WORK REQUIRED
Lines containing the word "Fcst" should be extracted in full.

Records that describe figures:

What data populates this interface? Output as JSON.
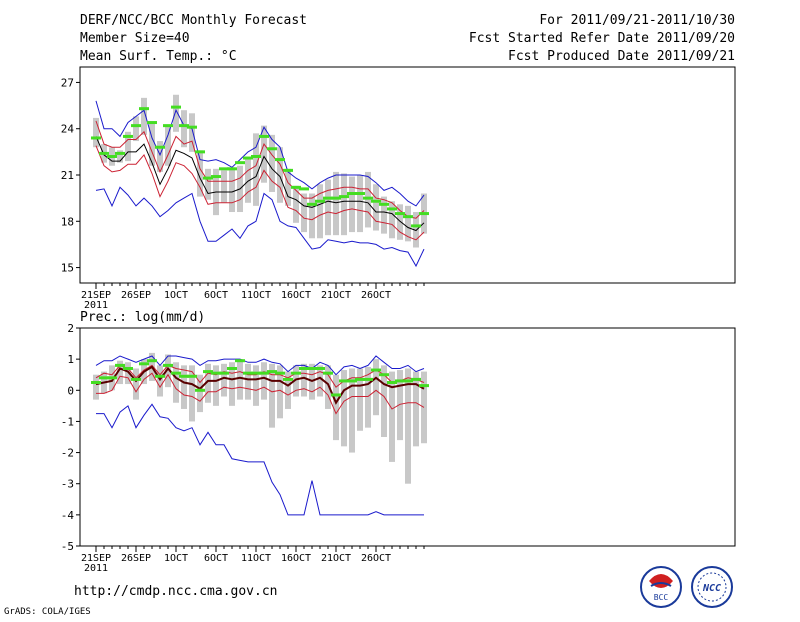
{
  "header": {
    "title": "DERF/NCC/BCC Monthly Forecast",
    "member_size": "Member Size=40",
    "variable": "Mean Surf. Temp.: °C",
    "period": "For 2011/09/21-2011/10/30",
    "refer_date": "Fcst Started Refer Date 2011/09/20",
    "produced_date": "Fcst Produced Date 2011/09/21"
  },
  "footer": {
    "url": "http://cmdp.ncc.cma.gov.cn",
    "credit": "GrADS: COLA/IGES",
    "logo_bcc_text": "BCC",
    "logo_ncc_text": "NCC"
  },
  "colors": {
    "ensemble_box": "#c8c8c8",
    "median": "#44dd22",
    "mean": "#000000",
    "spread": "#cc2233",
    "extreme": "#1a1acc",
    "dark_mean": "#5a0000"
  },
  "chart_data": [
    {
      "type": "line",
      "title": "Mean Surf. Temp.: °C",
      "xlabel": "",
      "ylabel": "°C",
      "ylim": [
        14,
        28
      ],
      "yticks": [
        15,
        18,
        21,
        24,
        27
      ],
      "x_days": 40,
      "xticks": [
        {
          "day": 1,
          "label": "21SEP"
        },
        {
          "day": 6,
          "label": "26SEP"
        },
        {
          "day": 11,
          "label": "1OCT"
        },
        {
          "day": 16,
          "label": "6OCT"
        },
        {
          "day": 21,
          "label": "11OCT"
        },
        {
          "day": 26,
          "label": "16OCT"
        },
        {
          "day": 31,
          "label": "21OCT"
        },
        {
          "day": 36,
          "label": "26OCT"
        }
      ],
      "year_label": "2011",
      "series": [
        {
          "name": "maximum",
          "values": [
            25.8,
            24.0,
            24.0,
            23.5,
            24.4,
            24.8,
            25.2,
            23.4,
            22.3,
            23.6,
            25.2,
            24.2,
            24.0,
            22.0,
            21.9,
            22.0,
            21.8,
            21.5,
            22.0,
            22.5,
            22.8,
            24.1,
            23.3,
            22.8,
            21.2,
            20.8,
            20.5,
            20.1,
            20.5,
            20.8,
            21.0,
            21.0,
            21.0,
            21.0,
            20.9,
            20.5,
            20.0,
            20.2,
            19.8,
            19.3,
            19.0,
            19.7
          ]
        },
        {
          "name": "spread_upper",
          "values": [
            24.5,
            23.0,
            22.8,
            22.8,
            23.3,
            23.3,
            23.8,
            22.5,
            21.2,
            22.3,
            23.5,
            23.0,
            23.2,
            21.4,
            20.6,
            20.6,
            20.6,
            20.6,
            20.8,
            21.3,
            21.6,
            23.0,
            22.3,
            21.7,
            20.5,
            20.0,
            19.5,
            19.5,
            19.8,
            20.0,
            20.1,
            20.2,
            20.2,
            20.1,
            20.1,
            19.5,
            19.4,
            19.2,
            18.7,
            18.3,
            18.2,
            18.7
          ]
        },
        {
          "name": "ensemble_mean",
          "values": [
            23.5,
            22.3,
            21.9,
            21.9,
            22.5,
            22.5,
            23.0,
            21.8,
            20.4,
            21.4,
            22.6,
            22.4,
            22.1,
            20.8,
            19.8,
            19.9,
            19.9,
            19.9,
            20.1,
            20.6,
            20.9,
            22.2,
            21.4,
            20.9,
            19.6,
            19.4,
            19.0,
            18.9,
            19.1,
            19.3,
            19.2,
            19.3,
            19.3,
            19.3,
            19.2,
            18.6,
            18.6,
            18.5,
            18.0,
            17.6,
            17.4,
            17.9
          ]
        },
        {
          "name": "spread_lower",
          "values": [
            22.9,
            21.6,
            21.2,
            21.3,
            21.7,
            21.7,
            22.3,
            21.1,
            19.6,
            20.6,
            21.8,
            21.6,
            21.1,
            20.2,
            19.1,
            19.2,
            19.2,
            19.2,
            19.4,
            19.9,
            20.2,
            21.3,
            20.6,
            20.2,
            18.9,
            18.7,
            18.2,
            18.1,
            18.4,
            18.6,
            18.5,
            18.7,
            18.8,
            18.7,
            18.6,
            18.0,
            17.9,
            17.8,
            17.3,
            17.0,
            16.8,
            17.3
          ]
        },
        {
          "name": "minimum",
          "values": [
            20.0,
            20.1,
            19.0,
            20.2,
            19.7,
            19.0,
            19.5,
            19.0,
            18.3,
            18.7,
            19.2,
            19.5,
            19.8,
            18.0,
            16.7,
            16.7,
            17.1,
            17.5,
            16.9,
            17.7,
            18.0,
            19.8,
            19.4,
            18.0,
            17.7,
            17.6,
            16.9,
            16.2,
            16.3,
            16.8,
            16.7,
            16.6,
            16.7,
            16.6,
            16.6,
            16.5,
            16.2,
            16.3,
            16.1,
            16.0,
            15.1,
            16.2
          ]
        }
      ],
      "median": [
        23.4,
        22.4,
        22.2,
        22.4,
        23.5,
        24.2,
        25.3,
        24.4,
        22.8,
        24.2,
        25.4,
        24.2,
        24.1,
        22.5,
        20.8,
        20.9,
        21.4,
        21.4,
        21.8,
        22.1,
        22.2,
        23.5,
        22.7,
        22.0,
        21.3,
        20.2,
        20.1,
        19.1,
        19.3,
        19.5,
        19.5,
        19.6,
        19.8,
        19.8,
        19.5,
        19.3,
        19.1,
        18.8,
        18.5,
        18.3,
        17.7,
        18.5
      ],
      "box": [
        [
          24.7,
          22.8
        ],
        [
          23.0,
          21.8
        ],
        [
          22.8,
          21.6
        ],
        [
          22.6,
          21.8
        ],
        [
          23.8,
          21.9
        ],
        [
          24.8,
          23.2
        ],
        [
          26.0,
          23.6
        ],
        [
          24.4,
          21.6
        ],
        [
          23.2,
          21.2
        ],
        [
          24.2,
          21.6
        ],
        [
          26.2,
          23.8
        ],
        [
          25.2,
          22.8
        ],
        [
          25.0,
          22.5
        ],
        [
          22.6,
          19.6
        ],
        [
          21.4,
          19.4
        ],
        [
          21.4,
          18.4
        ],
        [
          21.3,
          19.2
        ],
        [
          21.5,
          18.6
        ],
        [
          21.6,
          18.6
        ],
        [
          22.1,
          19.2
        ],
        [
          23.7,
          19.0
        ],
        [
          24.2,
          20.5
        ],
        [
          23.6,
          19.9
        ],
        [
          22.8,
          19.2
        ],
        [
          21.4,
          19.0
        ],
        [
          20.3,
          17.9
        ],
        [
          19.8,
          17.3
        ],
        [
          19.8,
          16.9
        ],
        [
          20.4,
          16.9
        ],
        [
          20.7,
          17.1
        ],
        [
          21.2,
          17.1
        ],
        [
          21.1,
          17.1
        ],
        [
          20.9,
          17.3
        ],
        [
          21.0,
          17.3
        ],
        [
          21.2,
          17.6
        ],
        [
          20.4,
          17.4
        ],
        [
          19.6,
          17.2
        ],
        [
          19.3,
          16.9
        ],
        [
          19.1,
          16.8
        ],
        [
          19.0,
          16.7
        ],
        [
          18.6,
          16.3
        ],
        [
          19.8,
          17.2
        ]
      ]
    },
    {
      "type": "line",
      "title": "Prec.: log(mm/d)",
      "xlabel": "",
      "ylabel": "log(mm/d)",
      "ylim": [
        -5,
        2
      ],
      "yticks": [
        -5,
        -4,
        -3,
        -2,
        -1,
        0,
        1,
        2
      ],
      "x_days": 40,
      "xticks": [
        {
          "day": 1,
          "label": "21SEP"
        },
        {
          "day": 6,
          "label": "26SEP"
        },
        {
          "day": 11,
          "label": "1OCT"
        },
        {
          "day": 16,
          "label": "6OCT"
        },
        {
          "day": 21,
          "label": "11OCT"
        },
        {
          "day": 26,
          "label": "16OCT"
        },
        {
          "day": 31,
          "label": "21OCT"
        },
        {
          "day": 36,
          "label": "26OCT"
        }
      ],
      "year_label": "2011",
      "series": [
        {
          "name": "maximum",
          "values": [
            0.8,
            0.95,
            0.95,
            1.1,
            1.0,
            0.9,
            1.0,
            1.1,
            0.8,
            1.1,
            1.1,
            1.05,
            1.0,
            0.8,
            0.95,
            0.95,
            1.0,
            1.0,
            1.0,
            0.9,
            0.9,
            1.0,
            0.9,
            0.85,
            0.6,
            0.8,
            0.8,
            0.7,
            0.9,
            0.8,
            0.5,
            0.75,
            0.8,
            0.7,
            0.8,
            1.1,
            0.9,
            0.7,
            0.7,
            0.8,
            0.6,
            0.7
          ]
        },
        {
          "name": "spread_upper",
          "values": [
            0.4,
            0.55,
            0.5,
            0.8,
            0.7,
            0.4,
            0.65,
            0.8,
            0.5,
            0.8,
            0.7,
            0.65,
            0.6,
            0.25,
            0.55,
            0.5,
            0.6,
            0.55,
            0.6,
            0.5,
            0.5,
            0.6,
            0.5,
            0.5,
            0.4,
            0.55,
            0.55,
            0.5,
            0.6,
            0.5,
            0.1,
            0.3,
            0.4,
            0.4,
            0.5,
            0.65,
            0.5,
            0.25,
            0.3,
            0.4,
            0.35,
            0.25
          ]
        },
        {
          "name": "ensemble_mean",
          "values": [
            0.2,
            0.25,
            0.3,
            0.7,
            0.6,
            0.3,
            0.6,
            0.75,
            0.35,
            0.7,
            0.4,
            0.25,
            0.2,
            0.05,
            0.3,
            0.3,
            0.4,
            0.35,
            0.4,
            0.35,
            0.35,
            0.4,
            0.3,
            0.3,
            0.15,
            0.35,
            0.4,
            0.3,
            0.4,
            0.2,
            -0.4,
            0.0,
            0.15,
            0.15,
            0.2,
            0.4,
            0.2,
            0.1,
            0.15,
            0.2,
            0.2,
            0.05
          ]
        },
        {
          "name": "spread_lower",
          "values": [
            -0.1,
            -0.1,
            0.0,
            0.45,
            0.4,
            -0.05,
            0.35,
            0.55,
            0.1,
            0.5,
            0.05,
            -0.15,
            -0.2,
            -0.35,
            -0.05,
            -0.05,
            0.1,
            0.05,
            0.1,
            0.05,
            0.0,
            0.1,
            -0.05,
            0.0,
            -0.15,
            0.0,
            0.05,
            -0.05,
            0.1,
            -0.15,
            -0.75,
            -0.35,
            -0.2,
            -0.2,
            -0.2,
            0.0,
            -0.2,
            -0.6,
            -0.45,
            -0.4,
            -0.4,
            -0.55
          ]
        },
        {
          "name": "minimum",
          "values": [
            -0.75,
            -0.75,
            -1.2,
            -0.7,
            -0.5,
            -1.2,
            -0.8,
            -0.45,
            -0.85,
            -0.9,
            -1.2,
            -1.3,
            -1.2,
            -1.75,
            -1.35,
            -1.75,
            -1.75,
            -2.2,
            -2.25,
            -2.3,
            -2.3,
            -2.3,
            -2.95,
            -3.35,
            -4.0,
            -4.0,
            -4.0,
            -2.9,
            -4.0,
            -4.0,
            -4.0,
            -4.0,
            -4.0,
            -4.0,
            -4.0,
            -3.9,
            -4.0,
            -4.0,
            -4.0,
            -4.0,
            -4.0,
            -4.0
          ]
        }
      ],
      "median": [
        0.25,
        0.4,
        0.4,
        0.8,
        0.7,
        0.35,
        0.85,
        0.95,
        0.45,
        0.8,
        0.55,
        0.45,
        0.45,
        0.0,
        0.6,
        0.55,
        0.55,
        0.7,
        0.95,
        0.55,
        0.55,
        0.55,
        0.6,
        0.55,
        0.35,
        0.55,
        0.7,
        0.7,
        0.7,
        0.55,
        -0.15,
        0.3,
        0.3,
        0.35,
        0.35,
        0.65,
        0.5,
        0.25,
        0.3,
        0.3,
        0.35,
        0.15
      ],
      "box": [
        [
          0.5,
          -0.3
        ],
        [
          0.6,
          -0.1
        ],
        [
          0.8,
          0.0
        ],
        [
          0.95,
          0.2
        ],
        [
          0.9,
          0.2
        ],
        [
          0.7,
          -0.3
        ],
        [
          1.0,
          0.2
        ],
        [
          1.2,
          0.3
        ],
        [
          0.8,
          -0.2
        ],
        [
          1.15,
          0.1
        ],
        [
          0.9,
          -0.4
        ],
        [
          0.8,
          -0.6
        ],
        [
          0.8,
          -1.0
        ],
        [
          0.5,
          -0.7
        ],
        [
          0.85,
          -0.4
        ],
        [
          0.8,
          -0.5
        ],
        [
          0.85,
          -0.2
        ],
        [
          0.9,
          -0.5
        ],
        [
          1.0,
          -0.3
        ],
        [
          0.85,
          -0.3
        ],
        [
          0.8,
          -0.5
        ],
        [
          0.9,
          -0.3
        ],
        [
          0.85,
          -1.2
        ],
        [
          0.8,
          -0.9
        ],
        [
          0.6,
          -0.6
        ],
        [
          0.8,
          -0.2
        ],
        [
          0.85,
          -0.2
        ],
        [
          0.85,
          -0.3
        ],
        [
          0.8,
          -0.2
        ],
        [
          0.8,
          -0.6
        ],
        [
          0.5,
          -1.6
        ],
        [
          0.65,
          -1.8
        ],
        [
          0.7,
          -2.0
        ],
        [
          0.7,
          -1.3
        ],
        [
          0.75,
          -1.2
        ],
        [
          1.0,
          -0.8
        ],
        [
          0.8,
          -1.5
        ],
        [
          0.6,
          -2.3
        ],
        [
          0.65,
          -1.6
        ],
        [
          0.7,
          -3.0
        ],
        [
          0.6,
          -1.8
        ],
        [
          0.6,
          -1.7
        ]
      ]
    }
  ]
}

FINAL RESULT
    "refer_date": "Fcst Started Refer Date 2011/09/20",
    "produced_date": "Fcst Produced Date 2011/09/21"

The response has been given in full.